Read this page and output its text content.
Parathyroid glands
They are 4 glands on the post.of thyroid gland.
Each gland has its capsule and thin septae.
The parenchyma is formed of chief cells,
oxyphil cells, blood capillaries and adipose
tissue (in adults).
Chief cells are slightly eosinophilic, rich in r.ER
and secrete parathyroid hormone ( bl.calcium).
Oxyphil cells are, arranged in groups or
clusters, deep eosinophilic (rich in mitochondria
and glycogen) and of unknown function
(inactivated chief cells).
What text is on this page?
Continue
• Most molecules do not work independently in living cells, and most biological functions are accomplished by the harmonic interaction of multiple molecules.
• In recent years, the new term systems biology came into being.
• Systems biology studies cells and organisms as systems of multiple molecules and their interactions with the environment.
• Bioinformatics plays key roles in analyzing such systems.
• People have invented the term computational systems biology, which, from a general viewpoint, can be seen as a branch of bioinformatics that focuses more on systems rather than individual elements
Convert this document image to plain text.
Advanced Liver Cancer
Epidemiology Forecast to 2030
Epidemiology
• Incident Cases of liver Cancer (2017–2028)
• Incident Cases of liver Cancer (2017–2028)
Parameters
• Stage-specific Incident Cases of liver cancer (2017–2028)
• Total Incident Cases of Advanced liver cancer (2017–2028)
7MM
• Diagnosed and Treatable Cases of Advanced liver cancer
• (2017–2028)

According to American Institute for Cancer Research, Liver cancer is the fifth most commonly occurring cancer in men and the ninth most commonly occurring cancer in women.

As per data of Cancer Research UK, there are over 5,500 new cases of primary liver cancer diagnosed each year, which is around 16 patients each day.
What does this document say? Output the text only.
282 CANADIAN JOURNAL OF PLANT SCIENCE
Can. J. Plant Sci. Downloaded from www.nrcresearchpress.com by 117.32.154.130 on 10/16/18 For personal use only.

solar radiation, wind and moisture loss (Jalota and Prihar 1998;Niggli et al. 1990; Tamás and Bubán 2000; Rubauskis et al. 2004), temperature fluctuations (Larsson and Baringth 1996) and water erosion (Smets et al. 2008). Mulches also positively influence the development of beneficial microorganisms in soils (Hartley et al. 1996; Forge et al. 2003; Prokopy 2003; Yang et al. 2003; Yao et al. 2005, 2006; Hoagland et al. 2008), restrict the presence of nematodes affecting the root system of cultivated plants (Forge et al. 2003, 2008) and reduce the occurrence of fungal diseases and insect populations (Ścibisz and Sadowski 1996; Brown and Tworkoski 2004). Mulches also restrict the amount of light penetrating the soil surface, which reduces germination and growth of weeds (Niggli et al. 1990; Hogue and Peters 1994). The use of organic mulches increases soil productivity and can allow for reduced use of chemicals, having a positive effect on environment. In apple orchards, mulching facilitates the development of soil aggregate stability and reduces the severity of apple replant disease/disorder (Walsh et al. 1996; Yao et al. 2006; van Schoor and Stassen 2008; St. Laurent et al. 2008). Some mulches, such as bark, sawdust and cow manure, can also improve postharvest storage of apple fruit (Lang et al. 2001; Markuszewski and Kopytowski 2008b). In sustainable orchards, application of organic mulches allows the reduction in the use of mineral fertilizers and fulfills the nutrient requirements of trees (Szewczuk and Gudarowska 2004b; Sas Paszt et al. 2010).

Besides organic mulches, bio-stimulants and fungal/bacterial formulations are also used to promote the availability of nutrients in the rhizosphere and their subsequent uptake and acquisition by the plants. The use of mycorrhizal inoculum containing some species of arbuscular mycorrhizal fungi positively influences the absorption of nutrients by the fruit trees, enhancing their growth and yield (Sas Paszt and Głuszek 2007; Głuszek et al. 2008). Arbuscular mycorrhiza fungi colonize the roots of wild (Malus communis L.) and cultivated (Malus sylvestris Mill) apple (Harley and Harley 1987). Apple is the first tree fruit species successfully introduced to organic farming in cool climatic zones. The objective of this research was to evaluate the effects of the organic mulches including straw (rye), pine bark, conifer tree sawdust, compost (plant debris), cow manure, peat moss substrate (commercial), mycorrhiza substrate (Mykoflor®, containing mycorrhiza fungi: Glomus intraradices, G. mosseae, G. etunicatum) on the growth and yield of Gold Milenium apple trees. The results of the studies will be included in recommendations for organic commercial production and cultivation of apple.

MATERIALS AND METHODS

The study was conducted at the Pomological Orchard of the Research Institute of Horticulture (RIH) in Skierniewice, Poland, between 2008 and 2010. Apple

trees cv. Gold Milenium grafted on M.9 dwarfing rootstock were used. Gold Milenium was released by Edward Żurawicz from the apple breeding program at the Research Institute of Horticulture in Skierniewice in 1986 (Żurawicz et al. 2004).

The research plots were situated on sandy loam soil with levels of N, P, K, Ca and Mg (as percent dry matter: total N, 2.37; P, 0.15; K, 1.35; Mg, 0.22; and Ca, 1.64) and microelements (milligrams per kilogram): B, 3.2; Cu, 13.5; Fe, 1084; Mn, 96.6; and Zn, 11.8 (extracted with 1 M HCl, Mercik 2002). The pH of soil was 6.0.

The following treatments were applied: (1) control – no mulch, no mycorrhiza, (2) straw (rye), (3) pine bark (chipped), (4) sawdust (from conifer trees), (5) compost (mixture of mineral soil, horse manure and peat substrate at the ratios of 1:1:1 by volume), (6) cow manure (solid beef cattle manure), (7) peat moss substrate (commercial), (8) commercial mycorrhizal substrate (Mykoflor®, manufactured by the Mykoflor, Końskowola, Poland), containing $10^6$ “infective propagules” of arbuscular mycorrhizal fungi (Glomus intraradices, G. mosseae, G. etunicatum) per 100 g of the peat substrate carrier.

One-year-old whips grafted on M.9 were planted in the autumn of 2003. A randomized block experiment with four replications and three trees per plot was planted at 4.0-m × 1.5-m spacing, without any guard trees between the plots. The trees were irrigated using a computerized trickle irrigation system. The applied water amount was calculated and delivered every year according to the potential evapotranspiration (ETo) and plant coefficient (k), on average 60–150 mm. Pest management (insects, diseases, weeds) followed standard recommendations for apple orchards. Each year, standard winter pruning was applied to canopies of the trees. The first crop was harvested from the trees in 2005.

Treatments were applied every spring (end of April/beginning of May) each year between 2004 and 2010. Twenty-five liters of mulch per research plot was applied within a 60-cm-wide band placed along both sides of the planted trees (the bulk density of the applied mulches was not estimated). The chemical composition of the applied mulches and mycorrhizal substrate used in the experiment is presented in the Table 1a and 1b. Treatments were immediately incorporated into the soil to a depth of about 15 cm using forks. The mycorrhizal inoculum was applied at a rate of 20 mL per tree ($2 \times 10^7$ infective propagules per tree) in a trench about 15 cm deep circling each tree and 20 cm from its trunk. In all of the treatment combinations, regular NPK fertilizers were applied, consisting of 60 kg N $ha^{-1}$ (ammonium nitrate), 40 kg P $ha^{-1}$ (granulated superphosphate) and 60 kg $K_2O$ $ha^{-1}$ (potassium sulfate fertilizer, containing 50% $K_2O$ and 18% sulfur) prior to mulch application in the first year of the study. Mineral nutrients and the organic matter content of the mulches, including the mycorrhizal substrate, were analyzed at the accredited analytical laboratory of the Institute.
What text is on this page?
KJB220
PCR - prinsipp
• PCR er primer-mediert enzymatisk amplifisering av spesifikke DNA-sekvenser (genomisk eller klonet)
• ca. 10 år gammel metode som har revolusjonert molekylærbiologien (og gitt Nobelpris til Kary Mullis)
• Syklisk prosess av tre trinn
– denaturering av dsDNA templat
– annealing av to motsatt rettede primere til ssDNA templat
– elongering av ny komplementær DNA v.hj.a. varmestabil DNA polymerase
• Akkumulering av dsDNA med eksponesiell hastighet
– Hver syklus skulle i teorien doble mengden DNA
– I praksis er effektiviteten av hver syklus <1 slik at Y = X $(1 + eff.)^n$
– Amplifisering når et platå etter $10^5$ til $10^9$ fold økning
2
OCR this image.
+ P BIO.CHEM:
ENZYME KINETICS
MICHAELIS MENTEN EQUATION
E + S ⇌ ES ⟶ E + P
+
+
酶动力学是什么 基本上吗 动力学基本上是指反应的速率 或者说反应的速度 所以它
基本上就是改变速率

....

Every line of the material that includes the word "Horticulture" needs to be copied.

Solution:
The study was conducted at the Pomological Orchard of the Research Institute of Horticulture (RIH) in Skierniewice, Poland, between 2008 and 2010. Apple
trees cv. Gold Milenium grafted on M.9 dwarfing rootstock were used. Gold Milenium was released by Edward Żurawicz from the apple breeding program at the Research Institute of Horticulture in Skierniewice in 1986 (Żurawicz et al. 2004).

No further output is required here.